[Collection entries]
§ §

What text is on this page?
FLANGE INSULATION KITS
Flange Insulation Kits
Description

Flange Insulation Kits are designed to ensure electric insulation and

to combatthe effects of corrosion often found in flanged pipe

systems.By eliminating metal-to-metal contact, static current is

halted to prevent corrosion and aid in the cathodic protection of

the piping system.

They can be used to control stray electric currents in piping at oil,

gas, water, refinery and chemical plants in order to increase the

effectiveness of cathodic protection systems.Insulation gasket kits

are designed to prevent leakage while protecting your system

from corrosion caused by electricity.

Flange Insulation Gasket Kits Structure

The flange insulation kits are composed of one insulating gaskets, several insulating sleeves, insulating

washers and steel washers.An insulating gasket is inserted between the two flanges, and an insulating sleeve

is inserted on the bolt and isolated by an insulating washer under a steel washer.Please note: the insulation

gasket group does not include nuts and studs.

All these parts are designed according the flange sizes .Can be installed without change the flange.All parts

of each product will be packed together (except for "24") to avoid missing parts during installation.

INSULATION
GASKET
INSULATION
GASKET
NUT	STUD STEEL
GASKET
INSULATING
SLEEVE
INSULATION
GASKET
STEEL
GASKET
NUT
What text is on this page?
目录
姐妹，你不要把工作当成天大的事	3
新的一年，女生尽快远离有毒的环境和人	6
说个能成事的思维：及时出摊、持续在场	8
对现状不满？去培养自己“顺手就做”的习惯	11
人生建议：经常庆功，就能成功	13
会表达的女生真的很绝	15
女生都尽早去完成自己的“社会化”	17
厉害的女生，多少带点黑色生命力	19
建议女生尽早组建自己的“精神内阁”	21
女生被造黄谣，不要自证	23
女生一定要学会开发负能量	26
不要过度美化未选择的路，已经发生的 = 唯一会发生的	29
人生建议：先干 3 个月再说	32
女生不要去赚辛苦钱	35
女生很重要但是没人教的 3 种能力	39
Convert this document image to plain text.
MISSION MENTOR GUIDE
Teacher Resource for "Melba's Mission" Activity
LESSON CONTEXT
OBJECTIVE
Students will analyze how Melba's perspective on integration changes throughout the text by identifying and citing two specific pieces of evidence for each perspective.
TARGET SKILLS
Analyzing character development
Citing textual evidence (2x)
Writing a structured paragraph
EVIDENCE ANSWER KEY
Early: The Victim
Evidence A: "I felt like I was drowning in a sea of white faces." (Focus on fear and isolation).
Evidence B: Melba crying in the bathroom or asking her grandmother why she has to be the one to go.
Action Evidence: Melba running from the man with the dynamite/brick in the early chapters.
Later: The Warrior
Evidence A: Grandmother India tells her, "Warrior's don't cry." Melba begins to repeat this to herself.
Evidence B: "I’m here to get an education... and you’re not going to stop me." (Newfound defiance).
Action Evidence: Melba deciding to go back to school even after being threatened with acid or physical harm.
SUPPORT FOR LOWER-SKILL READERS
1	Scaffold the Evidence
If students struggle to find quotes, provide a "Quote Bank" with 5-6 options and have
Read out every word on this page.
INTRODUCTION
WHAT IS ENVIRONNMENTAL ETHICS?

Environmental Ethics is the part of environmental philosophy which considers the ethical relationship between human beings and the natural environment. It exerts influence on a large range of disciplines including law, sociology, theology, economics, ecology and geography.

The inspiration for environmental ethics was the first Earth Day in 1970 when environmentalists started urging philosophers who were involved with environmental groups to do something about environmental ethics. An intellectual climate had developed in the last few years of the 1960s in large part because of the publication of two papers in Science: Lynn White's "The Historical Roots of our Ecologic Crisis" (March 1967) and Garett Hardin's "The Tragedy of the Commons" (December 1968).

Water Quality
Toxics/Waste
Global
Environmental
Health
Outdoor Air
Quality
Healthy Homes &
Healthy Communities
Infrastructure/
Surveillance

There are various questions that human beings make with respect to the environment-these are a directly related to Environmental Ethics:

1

§ §

Each entry must be reproduced verbatim.

What text is on this page?
FLANGE INSULATION KITS
Flange Insulation Kits
Description

Flange Insulation Kits are designed to ensure electric insulation and

to combatthe effects of corrosion often found in flanged pipe

systems.By eliminating metal-to-metal contact, static current is

halted to prevent corrosion and aid in the cathodic protection of

the piping system.

They can be used to control stray electric currents in piping at oil,

gas, water, refinery and chemical plants in order to increase the

effectiveness of cathodic protection systems.Insulation gasket kits

are designed to prevent leakage while protecting your system

from corrosion caused by electricity.

Flange Insulation Gasket Kits Structure

The flange insulation kits are composed of one insulating gaskets, several insulating sleeves, insulating

washers and steel washers.An insulating gasket is inserted between the two flanges, and an insulating sleeve

is inserted on the bolt and isolated by an insulating washer under a steel washer.Please note: the insulation

gasket group does not include nuts and studs.

All these parts are designed according the flange sizes .Can be installed without change the flange.All parts

of each product will be packed together (except for "24") to avoid missing parts during installation.

INSULATION
GASKET
INSULATION
GASKET
NUT	STUD STEEL
GASKET
INSULATING
SLEEVE
INSULATION
GASKET
STEEL
GASKET
NUT
What text is on this page?
目录
姐妹，你不要把工作当成天大的事	3
新的一年，女生尽快远离有毒的环境和人	6
说个能成事的思维：及时出摊、持续在场	8
对现状不满？去培养自己“顺手就做”的习惯	11
人生建议：经常庆功，就能成功	13
会表达的女生真的很绝	15
女生都尽早去完成自己的“社会化”	17
厉害的女生，多少带点黑色生命力	19
建议女生尽早组建自己的“精神内阁”	21
女生被造黄谣，不要自证	23
女生一定要学会开发负能量	26
不要过度美化未选择的路，已经发生的 = 唯一会发生的	29
人生建议：先干 3 个月再说	32
女生不要去赚辛苦钱	35
女生很重要但是没人教的 3 种能力	39
Convert this document image to plain text.
MISSION MENTOR GUIDE
Teacher Resource for "Melba's Mission" Activity
LESSON CONTEXT
OBJECTIVE
Students will analyze how Melba's perspective on integration changes throughout the text by identifying and citing two specific pieces of evidence for each perspective.
TARGET SKILLS
Analyzing character development
Citing textual evidence (2x)
Writing a structured paragraph
EVIDENCE ANSWER KEY
Early: The Victim
Evidence A: "I felt like I was drowning in a sea of white faces." (Focus on fear and isolation).
Evidence B: Melba crying in the bathroom or asking her grandmother why she has to be the one to go.
Action Evidence: Melba running from the man with the dynamite/brick in the early chapters.
Later: The Warrior
Evidence A: Grandmother India tells her, "Warrior's don't cry." Melba begins to repeat this to herself.
Evidence B: "I’m here to get an education... and you’re not going to stop me." (Newfound defiance).
Action Evidence: Melba deciding to go back to school even after being threatened with acid or physical harm.
SUPPORT FOR LOWER-SKILL READERS
1	Scaffold the Evidence
If students struggle to find quotes, provide a "Quote Bank" with 5-6 options and have
Read out every word on this page.
INTRODUCTION
WHAT IS ENVIRONNMENTAL ETHICS?

Environmental Ethics is the part of environmental philosophy which considers the ethical relationship between human beings and the natural environment. It exerts influence on a large range of disciplines including law, sociology, theology, economics, ecology and geography.

The inspiration for environmental ethics was the first Earth Day in 1970 when environmentalists started urging philosophers who were involved with environmental groups to do something about environmental ethics. An intellectual climate had developed in the last few years of the 1960s in large part because of the publication of two papers in Science: Lynn White's "The Historical Roots of our Ecologic Crisis" (March 1967) and Garett Hardin's "The Tragedy of the Commons" (December 1968).

Water Quality
Toxics/Waste
Global
Environmental
Health
Outdoor Air
Quality
Healthy Homes &
Healthy Communities
Infrastructure/
Surveillance

There are various questions that human beings make with respect to the environment-these are a directly related to Environmental Ethics:

1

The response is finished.